ЗАДАНИЕ A: Назовите все, чего, согласно фрагменту документа, требует роспись сферы купола.
ЗАДАНИЕ B: На какой высоте работал Стороженко в церкви Николы Притиска, судя по фрагменту документа?
ЗАДАНИЕ C: Пожалуйста, изложите суть фрагмента документа в двух предложениях.

ФРАГМЕНТ ДОКУМЕНТА:
****
Том «Кобзаря», который минимальным тиражом планирует выпустить издательство «Дніпро», скорее всего, не появится на полках книжных магазинов. Тем не менее его оформление, выполненное Николаем Стороженко, откроет новую страницу в украинской «шевченкиане». Это не единственное достижение известного художника накануне своего 75-летия.
СНиколаем Андреевичем меня свела чистая случайность. Жена увидела передачу, в которой Стороженко рассказывал о Куполе. Купол — такая же веха в его жизни, как и оформление «Кобзаря». Можно говорить даже о двух куполах — Церкви и Шевченко — в его творчестве. Где-то в вышине линии, проведенные от этих куполов, смыкаются, словно ножки циркуля, которым художник условно описал круг своих метафизических задач.
Из той телепередачи жена узнала и затем рассказала мне, что Николай Андреевич два года практически жил в церкви Николы Притиска на Подоле (случайно ли совпадение имен?), на лесах, под самым куполом, в так называемой «мертвой зоне», где кислорода так же мало, как на вершине Эвереста; что расписывать сферу купола — адский труд, требующий не только духовной концентрации, но и математических знаний, идеального ощущения пропорций; что Стороженко взялся за кисть, лишь когда увидел внутренним зрением будущее изображение — Святую Троицу, и работал там, на высоте почти 30 метров, в духоте, в поту и краске, лишь изредка спускаясь вниз, чтобы бросить взгляд на целостную перспективу; что в один из дней, когда наконец получилось выписать складку (не вспаханную мятежным ветром, а словно напоенную самим эфиром) на одежде Христа, художник возрадовался, по его словам, не духовной, а плотской, обыденной радостью — и тут же был наказан: оступился и упал на железные трубы, порвал вены на руке; что ему удалось создать воистину божественные Лики Троицы; что сам Николай Андреевич производит впечатление человека скромного, смиренного и исполненного той мудрой простоты, которая, в строгом смысле, и есть суть подлинное знание — точка, где сходятся все линии, как в маковке церкви, как под куполом.
****
ДОСТУПНЫЕ ДАННЫЕ:
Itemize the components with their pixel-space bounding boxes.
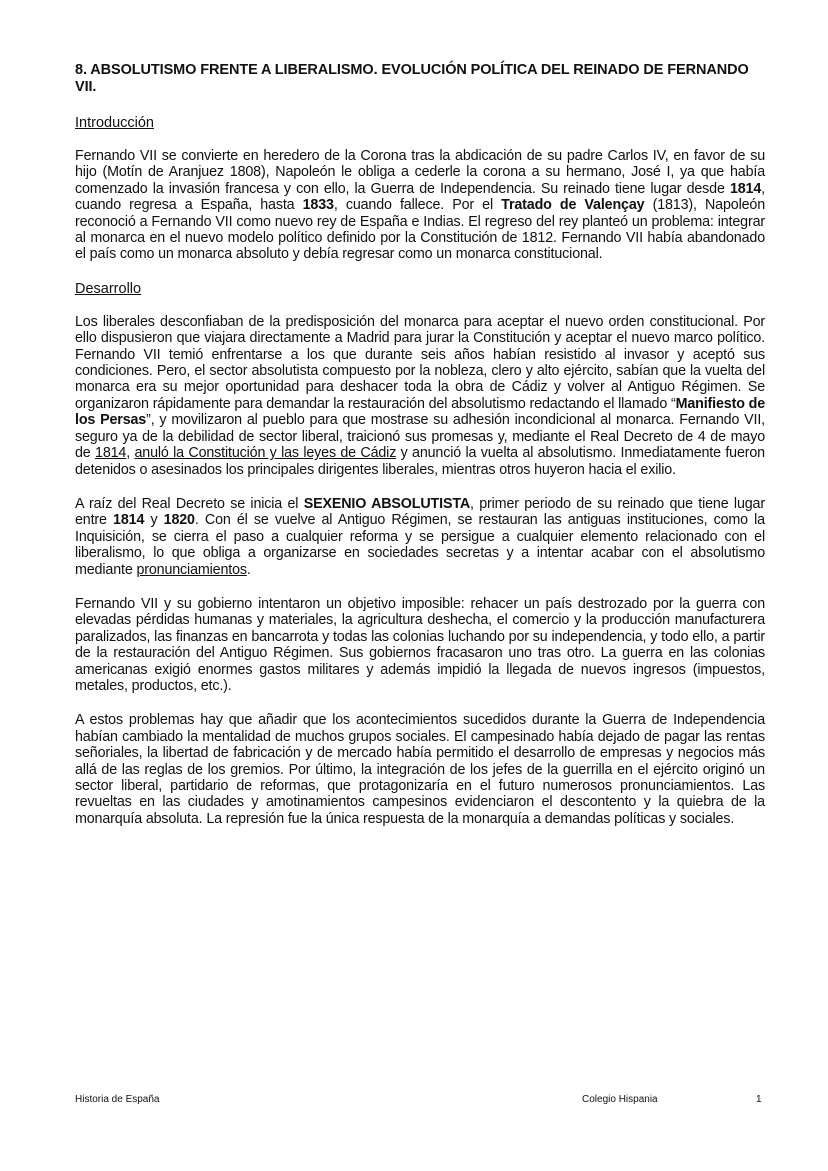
****
ОБРАЗЕЦ ОТВЕТА A: Духовная концентрация, математические знания, идеальное ощущение пропорций.

ОБРАЗЕЦ ОТВЕТА B: На высоте почти 30 метров.

ОБРАЗЕЦ ОТВЕТА C: Издательство «Дніпро» планирует выпустить минимальным тиражом том «Кобзаря» в оформлении Николая Стороженко, которое откроет новую страницу в украинской «шевченкиане». Кроме того, художник два года практически жил под куполом церкви Николы Притиска на Подоле, расписывая его, и создал там Лики Святой Троицы.